Dataset rows about figures
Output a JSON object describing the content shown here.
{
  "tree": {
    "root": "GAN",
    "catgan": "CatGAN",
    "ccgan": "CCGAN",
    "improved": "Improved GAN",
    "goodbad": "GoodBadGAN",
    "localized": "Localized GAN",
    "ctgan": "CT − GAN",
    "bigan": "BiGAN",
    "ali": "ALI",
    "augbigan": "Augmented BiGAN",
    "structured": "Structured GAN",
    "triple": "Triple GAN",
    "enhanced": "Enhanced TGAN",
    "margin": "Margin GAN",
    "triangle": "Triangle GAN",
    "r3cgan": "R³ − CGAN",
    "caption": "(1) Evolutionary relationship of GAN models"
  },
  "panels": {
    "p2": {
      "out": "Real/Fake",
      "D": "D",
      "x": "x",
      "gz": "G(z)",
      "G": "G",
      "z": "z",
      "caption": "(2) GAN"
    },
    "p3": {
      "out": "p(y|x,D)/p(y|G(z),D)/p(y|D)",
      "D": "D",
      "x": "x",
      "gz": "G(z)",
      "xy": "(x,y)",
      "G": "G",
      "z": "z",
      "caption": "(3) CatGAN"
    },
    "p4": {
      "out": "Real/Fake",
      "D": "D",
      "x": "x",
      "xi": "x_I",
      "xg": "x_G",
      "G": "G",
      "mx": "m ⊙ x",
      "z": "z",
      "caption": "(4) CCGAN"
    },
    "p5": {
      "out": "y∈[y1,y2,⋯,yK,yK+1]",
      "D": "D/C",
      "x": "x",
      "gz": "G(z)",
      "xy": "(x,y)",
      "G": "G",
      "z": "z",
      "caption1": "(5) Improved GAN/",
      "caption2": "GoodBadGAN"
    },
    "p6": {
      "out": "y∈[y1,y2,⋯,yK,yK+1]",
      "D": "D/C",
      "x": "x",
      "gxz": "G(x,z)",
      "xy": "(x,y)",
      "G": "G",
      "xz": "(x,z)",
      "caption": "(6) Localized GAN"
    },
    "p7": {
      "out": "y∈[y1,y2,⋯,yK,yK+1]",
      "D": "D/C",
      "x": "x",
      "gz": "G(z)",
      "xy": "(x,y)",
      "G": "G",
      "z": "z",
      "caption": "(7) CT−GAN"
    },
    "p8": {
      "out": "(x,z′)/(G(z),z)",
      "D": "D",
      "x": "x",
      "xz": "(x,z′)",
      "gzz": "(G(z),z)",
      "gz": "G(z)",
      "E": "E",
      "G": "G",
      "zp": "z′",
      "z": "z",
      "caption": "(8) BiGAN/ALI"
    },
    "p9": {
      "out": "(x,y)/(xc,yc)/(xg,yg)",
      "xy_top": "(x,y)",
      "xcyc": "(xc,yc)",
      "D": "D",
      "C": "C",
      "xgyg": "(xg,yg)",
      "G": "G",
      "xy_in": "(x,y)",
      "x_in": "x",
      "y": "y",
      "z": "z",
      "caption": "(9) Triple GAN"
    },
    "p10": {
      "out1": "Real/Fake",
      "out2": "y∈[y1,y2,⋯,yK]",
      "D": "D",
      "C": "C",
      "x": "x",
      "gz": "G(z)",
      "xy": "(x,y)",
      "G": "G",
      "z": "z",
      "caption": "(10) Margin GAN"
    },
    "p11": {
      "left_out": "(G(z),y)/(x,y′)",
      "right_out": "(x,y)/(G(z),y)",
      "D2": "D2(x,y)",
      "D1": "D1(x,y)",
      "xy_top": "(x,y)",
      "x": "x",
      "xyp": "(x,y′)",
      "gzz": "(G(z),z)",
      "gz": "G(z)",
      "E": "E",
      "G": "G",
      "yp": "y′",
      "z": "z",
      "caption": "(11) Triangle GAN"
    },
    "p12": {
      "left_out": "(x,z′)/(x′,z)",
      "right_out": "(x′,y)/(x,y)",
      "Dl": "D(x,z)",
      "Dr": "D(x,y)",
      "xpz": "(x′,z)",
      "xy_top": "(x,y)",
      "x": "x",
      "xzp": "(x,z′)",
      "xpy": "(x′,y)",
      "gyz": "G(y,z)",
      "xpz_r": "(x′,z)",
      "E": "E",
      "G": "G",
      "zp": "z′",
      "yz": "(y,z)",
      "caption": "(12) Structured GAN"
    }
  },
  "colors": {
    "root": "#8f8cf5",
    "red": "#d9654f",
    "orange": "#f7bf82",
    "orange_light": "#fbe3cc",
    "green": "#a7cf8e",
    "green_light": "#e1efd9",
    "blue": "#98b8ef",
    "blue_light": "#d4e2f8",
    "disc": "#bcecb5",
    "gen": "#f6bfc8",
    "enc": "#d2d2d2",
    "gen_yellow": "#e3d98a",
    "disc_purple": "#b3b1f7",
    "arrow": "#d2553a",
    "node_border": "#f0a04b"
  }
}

...

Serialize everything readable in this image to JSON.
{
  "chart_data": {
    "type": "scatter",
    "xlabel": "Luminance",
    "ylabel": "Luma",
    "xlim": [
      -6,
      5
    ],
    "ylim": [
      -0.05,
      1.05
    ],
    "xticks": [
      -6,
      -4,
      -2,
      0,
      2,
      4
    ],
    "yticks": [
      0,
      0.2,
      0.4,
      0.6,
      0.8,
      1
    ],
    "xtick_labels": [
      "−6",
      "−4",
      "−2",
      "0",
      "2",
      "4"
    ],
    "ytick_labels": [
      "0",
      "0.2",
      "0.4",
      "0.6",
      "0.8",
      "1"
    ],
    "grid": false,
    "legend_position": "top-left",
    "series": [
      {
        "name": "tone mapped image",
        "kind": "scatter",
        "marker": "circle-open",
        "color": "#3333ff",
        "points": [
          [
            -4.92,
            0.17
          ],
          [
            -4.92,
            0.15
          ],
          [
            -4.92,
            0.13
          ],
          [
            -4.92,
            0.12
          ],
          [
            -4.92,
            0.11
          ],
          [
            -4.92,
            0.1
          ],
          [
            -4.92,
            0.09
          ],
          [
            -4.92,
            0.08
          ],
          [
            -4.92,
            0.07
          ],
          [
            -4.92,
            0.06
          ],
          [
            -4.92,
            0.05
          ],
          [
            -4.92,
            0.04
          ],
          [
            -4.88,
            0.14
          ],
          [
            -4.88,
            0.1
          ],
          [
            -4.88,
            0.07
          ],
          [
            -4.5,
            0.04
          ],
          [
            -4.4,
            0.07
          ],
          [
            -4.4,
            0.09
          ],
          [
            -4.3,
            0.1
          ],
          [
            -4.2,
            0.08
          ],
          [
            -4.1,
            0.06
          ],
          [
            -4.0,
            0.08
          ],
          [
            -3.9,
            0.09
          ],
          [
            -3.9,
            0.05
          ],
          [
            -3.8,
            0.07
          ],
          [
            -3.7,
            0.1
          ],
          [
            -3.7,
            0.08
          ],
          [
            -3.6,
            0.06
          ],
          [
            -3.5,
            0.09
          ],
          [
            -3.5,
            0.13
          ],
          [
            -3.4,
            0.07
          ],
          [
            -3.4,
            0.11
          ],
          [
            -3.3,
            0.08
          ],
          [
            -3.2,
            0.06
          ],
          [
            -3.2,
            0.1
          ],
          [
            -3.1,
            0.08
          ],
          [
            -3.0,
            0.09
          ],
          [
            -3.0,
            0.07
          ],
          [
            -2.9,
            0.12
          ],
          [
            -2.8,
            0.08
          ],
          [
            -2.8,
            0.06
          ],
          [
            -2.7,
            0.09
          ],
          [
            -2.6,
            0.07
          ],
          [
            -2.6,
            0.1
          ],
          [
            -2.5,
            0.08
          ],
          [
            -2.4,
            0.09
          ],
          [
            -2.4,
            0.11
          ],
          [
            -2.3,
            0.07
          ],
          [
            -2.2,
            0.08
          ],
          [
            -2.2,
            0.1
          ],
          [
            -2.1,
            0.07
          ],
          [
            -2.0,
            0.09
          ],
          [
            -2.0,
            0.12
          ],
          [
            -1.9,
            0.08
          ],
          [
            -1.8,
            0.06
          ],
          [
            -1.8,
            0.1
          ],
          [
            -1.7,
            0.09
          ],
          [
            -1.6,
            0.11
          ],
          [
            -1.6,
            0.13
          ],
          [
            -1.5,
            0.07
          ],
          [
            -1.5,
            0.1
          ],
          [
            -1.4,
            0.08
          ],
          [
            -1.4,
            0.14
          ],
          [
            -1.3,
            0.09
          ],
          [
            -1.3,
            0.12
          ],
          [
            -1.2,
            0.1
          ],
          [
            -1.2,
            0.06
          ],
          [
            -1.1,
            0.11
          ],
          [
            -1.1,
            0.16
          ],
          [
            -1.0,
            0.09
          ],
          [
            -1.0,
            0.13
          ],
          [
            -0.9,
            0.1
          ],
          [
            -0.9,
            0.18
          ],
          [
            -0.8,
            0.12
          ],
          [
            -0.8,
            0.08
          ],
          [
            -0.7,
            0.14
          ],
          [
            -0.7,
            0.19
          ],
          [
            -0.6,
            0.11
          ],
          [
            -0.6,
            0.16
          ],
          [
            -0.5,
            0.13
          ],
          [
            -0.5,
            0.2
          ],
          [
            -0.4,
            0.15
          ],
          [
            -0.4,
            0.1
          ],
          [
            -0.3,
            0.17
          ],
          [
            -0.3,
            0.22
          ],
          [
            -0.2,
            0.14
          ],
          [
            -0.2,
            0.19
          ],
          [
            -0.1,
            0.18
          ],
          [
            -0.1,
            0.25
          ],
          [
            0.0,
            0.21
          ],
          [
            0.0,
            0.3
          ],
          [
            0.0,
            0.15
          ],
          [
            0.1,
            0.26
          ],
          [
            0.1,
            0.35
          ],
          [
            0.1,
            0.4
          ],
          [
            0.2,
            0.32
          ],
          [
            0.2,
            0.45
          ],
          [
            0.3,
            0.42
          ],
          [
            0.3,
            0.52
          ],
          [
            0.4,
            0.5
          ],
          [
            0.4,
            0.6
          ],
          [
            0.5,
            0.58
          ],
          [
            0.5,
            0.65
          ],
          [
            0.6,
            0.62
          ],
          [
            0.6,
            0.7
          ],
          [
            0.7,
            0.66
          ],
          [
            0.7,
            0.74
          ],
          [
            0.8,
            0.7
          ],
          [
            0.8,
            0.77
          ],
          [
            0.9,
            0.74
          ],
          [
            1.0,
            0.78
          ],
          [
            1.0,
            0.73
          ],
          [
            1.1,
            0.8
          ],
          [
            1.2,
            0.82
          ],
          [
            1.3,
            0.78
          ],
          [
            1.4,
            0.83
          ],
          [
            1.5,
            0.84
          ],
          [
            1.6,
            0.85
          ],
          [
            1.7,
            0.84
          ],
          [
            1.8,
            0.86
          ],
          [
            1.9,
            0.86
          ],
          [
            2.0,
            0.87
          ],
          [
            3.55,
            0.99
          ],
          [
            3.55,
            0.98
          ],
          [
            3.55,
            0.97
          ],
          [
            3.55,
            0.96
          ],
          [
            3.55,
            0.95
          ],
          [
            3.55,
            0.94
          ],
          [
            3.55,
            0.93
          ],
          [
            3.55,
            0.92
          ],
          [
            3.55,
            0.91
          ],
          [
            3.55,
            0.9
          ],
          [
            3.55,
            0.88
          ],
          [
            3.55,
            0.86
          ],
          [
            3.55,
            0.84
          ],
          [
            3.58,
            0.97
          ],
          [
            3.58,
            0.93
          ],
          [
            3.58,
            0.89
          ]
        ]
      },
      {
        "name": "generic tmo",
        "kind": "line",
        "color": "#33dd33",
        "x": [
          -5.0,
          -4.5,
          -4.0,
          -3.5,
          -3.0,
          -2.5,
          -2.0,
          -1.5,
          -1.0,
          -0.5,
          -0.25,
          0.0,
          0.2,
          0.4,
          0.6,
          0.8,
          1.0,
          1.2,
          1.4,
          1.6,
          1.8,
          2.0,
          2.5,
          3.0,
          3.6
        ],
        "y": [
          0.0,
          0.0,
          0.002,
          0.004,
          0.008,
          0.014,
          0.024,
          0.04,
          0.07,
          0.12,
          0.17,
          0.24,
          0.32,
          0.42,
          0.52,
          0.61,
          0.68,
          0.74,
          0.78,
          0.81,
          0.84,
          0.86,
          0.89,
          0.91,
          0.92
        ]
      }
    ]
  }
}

* * *

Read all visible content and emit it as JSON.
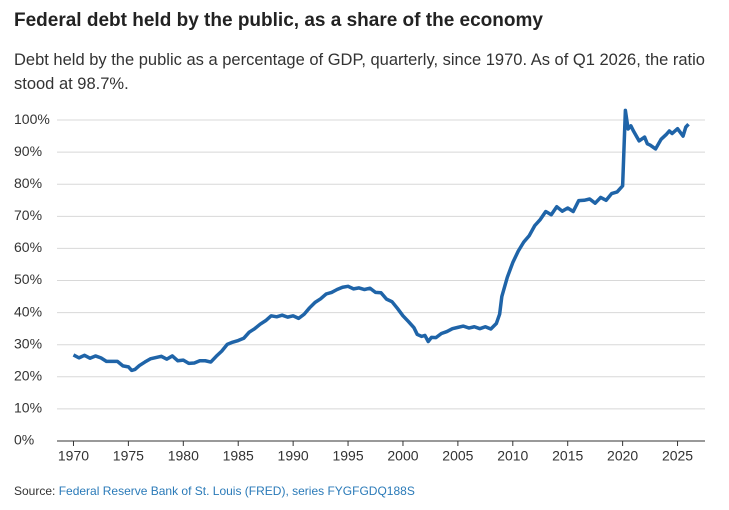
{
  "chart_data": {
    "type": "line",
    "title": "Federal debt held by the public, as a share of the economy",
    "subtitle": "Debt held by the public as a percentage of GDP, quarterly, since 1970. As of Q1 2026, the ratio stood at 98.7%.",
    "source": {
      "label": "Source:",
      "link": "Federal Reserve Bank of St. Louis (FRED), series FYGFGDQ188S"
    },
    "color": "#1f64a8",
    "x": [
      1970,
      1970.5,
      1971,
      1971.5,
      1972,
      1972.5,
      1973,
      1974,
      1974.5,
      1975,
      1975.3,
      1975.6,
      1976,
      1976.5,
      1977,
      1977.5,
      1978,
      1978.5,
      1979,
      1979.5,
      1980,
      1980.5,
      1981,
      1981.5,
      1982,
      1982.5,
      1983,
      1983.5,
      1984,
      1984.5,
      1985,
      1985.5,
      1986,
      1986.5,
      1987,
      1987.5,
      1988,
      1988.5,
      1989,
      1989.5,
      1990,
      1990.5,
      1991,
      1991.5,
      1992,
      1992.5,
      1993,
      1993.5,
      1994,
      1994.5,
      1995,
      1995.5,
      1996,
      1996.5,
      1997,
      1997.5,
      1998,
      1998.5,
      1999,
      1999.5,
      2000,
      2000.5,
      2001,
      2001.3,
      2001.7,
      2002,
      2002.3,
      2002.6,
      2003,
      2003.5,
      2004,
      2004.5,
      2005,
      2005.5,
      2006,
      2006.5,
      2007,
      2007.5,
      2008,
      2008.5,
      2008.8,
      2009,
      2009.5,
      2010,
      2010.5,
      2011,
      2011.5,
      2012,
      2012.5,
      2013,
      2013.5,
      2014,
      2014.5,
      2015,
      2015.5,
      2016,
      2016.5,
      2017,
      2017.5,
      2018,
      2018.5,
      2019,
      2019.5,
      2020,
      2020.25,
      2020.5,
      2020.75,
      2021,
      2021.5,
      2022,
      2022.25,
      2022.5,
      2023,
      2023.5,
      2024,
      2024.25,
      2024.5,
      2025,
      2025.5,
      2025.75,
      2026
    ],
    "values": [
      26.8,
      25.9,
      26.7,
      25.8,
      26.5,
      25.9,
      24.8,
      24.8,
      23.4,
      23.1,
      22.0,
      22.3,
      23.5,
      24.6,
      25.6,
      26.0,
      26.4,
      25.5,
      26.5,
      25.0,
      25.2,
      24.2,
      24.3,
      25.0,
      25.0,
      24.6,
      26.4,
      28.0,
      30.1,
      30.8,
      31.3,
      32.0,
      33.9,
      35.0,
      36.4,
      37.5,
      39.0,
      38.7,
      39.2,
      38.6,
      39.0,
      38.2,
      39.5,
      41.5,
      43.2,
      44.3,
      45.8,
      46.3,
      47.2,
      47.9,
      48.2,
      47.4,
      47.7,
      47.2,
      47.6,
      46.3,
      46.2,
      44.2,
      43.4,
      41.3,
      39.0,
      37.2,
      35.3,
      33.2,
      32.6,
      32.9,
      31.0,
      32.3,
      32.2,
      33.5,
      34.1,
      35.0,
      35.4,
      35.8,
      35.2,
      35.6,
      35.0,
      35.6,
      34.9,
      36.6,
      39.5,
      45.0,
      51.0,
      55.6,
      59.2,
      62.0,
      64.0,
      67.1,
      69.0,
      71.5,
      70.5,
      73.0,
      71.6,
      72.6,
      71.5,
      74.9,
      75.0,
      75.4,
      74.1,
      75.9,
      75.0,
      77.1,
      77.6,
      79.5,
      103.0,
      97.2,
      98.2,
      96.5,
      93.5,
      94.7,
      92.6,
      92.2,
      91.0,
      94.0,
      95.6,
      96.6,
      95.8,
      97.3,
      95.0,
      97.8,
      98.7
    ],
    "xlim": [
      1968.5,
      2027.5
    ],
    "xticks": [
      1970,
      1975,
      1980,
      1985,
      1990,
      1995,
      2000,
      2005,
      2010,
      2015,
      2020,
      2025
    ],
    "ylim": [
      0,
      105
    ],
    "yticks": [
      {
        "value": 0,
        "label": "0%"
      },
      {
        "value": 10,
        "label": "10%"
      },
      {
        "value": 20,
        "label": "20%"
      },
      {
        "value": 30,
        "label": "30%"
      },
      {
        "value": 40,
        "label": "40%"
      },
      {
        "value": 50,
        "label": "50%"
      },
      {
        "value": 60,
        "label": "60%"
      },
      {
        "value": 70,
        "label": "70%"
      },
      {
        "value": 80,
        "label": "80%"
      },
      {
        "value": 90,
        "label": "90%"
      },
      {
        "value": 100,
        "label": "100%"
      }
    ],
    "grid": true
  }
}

■ DO THIS ■
State the count of lines with the word "name" in them, and write nothing else.

■ ANSWER FOR THIS EXERCISE ■
2